> **Objective**
Copy the passage of the Coco Chanel travel piece from "From her Scottish" to "places she visited." word for word.

> **Text to read**
Travels with Coco Chanel

From her Scottish tweed jackets and Breton striped tops to the monochrome colour scheme from her childhood spent in a remote convent, Coco Chanel was inspired by the places she visited.

When I was researching my 2019 book Living with Coco Chanel, which explores the homes and landscapes that shaped the ground-breaking designer, I travelled to the significant places in Chanel’s life. Paris may have captured her modernism and bohemian spirit, but Chanel was also influenced by her time in the remote Auvergne region of France, her home on the French Riviera and in the Scottish Highlands with the Duke of Westminster.

Come on a journey with me to explore some of the key locations from the comfort of your home, and discover what inspired the creative mind of one of the most famous designers in the world.

The courtyard at Aubazine Abbey.
Another view of Aubazine courtyard, taken from a window of the convent, which the young Chanel likely gazed out of.

> **Extracted records**
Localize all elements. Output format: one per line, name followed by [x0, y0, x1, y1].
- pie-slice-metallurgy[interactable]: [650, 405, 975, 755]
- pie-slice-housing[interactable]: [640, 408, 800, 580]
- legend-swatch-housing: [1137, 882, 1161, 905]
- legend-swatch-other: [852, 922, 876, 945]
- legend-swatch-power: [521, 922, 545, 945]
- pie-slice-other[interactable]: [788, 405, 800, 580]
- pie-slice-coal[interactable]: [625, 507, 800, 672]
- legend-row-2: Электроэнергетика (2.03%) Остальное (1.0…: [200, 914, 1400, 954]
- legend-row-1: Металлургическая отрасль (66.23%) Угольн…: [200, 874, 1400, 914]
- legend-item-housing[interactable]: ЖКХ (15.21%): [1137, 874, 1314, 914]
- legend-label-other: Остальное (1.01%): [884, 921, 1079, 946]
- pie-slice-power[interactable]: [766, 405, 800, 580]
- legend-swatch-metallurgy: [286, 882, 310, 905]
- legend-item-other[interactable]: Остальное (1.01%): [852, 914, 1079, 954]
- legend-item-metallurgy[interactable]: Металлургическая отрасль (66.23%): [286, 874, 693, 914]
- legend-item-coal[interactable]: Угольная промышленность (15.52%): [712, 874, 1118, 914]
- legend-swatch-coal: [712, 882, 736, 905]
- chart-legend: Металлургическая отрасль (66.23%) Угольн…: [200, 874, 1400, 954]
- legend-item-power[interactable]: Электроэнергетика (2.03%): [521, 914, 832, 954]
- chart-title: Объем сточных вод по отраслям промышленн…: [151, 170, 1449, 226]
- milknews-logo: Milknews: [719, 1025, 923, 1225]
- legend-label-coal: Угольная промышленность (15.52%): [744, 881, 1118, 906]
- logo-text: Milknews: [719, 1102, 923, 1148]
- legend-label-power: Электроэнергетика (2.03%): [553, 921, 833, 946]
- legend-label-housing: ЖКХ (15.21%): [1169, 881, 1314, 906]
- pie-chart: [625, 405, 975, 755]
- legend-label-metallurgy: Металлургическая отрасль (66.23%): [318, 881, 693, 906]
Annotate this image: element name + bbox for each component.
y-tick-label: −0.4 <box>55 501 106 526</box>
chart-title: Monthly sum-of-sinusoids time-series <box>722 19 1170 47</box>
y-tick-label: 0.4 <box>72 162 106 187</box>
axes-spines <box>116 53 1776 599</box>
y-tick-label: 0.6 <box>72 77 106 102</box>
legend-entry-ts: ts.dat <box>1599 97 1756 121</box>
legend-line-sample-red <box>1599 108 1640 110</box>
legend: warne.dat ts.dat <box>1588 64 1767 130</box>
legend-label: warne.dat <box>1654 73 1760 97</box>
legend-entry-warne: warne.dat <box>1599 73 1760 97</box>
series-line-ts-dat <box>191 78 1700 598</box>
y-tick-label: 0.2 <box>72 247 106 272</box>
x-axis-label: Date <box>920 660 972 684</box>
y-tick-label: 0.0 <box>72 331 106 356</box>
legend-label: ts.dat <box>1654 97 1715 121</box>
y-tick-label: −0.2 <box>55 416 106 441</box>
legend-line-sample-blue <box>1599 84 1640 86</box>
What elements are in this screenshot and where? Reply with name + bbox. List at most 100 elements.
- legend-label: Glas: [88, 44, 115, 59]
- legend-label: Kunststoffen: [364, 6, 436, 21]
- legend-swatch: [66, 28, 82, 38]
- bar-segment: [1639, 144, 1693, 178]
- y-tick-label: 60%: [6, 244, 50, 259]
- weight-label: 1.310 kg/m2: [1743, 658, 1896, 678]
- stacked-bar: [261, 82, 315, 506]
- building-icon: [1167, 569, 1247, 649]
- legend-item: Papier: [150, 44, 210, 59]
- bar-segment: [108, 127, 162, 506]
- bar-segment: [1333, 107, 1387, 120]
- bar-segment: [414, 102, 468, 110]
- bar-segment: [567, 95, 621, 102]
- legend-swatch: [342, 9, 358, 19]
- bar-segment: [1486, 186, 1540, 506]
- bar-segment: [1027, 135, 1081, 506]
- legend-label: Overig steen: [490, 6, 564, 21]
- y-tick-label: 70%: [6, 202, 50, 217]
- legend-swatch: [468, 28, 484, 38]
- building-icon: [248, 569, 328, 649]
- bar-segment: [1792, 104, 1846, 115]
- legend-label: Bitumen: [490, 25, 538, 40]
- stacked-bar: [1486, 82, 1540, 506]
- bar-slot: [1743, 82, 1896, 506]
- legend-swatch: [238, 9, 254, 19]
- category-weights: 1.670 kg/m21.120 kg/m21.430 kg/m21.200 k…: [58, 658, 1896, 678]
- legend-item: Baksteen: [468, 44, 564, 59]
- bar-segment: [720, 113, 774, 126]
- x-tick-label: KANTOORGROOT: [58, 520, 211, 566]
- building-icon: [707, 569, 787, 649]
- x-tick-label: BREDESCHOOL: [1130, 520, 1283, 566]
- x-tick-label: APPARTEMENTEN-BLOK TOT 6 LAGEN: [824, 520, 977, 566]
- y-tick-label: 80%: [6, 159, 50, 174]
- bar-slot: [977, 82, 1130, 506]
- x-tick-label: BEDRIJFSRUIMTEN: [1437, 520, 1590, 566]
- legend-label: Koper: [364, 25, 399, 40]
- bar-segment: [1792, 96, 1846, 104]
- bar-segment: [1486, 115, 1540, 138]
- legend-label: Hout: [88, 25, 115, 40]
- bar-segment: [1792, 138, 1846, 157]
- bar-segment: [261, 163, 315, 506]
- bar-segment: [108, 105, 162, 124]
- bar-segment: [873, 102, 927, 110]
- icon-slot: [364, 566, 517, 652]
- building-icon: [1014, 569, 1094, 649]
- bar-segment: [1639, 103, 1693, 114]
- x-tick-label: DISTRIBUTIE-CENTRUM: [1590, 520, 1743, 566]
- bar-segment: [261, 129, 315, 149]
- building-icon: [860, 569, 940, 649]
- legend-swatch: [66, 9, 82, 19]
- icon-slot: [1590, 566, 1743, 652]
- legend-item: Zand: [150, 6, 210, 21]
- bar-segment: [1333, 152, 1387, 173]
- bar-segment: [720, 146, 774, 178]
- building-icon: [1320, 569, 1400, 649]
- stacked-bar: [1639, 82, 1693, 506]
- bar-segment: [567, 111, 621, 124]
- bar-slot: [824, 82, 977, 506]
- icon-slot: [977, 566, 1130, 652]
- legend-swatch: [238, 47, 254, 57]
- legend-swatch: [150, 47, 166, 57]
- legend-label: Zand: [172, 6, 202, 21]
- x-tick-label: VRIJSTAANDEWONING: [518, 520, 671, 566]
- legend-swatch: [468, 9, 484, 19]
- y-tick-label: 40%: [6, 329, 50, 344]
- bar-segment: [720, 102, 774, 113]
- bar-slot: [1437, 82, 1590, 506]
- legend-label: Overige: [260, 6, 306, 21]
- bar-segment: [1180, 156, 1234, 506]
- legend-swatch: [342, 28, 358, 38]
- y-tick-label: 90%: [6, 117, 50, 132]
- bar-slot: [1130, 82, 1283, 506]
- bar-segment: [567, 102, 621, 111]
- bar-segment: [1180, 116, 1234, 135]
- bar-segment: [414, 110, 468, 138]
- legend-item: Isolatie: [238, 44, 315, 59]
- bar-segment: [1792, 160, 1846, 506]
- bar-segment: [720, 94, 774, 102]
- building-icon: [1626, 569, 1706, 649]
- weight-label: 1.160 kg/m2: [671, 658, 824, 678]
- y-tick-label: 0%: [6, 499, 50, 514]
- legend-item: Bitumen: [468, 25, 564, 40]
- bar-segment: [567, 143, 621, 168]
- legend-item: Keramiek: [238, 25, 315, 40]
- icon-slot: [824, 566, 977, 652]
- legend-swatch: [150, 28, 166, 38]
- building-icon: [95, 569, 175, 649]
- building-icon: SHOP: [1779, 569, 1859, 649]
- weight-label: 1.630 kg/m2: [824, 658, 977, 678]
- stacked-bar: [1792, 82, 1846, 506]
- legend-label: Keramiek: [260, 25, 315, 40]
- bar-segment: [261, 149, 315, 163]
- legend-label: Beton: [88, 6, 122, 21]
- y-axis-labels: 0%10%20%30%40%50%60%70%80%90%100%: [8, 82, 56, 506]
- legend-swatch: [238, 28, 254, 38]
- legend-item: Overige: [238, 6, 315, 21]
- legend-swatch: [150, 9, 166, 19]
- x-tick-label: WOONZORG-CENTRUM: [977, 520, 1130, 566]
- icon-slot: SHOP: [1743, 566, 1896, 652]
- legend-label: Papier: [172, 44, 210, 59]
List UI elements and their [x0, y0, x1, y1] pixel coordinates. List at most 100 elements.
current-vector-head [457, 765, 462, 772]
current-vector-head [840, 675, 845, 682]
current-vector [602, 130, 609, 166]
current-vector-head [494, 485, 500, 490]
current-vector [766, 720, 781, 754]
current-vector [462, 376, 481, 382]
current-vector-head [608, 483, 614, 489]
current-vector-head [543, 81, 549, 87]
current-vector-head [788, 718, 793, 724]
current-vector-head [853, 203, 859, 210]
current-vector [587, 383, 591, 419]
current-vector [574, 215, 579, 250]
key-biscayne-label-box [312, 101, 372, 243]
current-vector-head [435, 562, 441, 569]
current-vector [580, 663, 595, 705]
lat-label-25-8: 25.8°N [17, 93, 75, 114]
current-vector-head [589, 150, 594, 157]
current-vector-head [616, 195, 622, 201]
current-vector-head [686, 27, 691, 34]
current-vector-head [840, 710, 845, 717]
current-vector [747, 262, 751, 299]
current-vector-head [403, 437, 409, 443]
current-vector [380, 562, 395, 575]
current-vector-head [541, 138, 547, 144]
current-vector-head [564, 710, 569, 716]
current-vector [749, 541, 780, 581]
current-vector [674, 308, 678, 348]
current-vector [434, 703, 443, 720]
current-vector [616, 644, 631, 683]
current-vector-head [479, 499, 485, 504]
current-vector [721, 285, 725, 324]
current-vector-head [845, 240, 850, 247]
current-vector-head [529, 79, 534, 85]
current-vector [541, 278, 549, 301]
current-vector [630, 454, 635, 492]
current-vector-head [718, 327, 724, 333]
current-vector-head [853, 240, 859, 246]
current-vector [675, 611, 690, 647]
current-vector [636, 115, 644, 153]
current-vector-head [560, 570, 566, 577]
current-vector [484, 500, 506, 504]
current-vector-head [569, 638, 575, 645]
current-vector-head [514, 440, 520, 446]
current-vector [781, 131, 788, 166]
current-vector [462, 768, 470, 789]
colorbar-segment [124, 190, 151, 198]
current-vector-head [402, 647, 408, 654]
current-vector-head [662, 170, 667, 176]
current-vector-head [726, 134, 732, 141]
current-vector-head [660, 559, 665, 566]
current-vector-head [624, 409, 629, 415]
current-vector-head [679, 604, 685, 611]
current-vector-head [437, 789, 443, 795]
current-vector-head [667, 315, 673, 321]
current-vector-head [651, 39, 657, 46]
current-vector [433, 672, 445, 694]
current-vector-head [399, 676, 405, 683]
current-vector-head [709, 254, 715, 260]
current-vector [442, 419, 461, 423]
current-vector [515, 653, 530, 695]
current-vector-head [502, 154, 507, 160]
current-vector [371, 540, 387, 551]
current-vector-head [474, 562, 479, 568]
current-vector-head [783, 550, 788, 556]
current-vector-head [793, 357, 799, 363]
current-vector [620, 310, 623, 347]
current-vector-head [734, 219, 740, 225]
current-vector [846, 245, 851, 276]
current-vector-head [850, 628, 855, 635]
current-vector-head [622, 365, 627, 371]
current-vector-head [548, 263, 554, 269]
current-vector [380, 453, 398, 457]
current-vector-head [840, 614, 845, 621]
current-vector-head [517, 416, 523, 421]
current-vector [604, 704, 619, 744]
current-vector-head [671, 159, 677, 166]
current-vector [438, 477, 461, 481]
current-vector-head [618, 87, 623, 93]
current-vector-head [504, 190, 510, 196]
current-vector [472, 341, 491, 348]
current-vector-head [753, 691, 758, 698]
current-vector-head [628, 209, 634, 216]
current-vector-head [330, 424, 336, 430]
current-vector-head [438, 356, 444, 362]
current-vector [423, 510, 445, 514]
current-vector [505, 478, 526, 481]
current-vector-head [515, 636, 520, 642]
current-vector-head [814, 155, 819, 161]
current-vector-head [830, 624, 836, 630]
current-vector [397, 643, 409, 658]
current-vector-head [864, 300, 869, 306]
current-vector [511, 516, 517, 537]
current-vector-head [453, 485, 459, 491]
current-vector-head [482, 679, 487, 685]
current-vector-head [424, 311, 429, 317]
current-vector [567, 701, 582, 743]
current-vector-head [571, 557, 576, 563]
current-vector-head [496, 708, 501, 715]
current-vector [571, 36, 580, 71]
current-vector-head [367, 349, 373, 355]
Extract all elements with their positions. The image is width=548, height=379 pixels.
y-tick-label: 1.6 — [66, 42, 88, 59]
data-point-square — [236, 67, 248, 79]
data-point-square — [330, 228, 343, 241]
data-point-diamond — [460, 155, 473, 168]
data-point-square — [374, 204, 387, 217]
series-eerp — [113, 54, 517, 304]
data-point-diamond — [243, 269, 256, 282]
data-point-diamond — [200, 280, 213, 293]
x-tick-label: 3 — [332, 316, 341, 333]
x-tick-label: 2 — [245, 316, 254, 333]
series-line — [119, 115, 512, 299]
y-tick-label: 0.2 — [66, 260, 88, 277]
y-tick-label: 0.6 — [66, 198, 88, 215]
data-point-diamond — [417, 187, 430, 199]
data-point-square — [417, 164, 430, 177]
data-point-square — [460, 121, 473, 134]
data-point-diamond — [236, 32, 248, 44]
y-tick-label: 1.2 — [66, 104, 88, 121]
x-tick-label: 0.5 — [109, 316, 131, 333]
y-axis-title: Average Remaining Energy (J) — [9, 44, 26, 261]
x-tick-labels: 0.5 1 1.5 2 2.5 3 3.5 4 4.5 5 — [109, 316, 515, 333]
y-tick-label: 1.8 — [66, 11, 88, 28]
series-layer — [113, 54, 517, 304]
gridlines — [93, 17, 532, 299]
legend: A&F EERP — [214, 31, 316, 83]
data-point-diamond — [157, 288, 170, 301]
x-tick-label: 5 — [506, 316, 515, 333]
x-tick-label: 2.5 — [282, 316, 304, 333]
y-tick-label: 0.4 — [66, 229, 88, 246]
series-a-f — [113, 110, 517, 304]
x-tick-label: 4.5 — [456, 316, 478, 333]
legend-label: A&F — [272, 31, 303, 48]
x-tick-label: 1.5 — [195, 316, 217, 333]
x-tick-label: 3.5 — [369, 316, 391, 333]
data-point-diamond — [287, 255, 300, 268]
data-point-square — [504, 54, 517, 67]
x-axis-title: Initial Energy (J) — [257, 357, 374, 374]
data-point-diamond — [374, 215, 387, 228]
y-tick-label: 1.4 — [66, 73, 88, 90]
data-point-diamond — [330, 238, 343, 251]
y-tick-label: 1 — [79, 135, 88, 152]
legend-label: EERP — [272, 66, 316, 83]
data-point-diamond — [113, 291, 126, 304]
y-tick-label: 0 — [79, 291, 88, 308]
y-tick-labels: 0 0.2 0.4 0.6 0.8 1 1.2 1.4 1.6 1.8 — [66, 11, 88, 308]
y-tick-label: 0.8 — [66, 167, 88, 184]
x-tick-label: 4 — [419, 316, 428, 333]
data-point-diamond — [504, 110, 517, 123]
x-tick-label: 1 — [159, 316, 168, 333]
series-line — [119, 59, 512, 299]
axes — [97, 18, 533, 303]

> **Result below**
From her Scottish tweed jackets and Breton striped tops to the monochrome colour scheme from her childhood spent in a remote convent, Coco Chanel was inspired by the places she visited.